#### Objective
Check every line below for the string "Kunci", and copy the lines that contain it.

====================

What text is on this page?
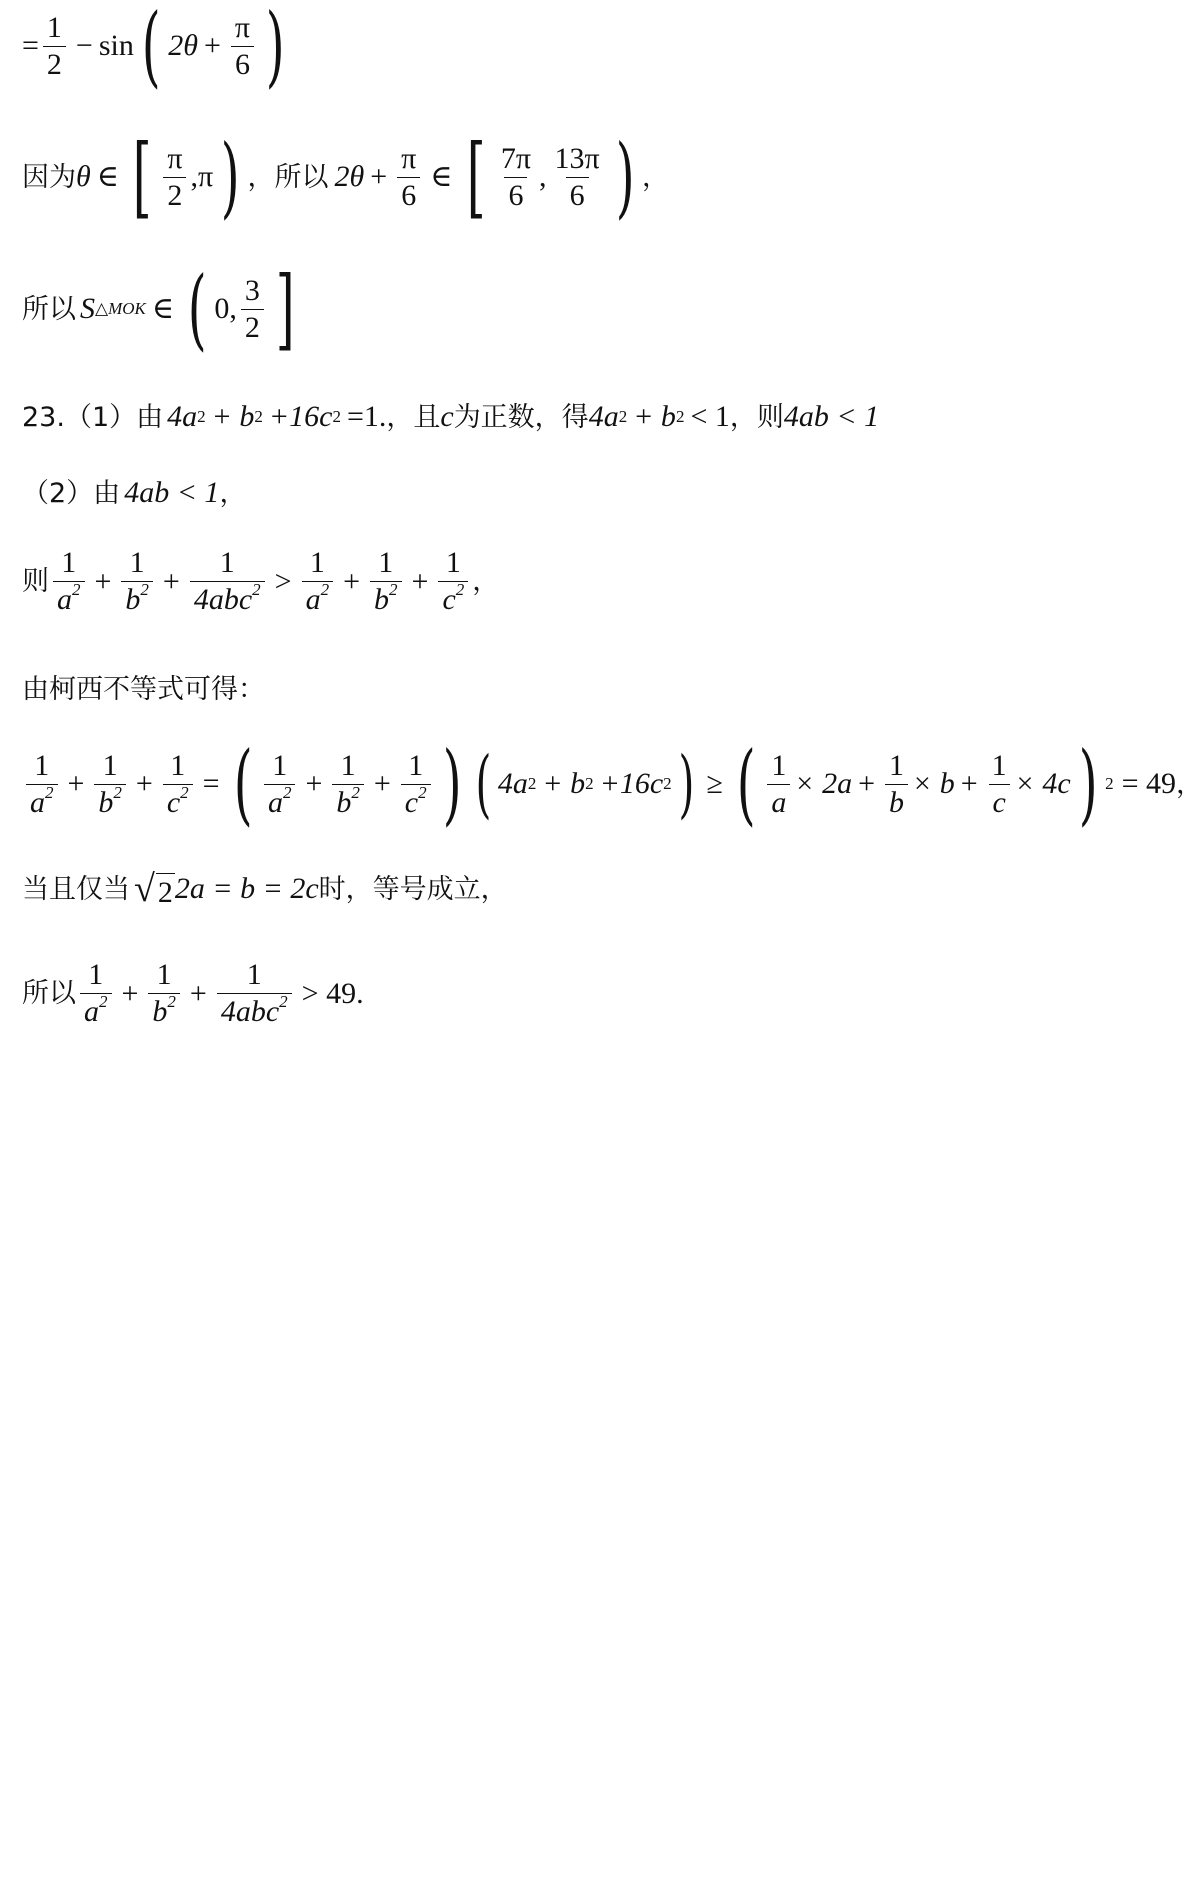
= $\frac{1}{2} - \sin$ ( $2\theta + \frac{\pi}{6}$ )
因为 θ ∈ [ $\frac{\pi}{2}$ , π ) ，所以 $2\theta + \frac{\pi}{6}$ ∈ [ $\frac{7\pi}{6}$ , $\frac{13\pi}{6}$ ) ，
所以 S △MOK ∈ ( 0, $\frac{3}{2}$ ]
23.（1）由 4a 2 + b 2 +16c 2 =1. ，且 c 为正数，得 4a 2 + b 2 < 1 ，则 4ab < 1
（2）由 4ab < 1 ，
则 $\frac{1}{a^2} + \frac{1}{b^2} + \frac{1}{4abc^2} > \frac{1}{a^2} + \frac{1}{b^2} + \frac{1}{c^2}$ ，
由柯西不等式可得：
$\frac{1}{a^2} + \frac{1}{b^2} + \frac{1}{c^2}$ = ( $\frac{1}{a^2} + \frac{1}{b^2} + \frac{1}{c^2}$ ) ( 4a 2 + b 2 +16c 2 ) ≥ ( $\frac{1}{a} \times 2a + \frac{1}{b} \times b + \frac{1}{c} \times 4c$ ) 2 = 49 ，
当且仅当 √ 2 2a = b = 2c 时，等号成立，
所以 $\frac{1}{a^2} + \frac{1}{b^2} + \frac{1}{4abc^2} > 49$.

====================

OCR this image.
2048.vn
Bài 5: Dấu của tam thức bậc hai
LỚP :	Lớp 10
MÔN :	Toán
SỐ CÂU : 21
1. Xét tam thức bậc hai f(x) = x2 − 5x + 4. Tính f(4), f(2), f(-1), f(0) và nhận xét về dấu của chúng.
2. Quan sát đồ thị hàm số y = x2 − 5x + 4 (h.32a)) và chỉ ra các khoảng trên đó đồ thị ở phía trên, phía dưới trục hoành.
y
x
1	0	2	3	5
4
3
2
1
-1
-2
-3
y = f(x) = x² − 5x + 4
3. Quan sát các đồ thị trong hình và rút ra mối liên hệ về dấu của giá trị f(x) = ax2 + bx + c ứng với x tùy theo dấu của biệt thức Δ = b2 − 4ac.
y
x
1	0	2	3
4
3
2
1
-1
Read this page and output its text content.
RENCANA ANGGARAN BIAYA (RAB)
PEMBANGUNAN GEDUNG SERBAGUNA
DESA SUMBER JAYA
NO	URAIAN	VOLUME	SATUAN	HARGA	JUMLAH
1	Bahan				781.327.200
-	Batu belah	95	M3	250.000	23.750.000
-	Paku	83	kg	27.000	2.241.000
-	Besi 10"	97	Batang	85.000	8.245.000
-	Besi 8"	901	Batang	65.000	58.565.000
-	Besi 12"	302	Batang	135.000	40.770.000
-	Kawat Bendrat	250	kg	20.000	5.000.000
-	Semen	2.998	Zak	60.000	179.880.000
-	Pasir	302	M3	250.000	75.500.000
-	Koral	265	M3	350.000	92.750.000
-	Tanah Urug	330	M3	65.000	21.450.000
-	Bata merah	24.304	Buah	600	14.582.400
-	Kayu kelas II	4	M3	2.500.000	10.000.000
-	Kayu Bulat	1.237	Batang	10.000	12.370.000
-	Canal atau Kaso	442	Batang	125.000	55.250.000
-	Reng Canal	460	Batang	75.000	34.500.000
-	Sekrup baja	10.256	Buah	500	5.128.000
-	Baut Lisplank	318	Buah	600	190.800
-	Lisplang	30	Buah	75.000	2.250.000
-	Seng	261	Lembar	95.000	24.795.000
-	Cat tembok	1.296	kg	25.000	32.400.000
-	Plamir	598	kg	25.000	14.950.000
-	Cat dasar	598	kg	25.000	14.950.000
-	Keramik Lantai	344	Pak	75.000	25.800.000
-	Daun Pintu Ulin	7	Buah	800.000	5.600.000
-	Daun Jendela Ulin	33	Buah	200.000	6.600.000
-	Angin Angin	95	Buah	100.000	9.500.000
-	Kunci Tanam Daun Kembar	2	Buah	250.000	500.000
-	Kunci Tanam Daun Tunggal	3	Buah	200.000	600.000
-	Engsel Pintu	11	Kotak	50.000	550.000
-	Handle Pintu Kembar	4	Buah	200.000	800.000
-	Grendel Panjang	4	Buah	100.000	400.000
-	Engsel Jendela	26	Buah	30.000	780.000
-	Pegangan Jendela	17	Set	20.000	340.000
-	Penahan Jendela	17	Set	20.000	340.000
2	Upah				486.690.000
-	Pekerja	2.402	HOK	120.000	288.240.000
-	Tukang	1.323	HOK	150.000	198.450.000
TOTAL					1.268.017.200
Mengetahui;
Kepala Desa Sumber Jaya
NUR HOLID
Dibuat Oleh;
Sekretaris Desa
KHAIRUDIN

====================

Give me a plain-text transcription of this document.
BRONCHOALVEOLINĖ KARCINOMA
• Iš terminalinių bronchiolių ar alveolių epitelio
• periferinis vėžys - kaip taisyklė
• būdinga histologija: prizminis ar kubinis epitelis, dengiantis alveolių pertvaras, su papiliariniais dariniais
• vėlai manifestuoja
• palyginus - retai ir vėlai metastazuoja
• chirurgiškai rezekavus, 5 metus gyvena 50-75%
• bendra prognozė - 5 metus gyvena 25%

====================

#### Response
-	Kunci Tanam Daun Kembar	2	Buah	250.000	500.000
-	Kunci Tanam Daun Tunggal	3	Buah	200.000	600.000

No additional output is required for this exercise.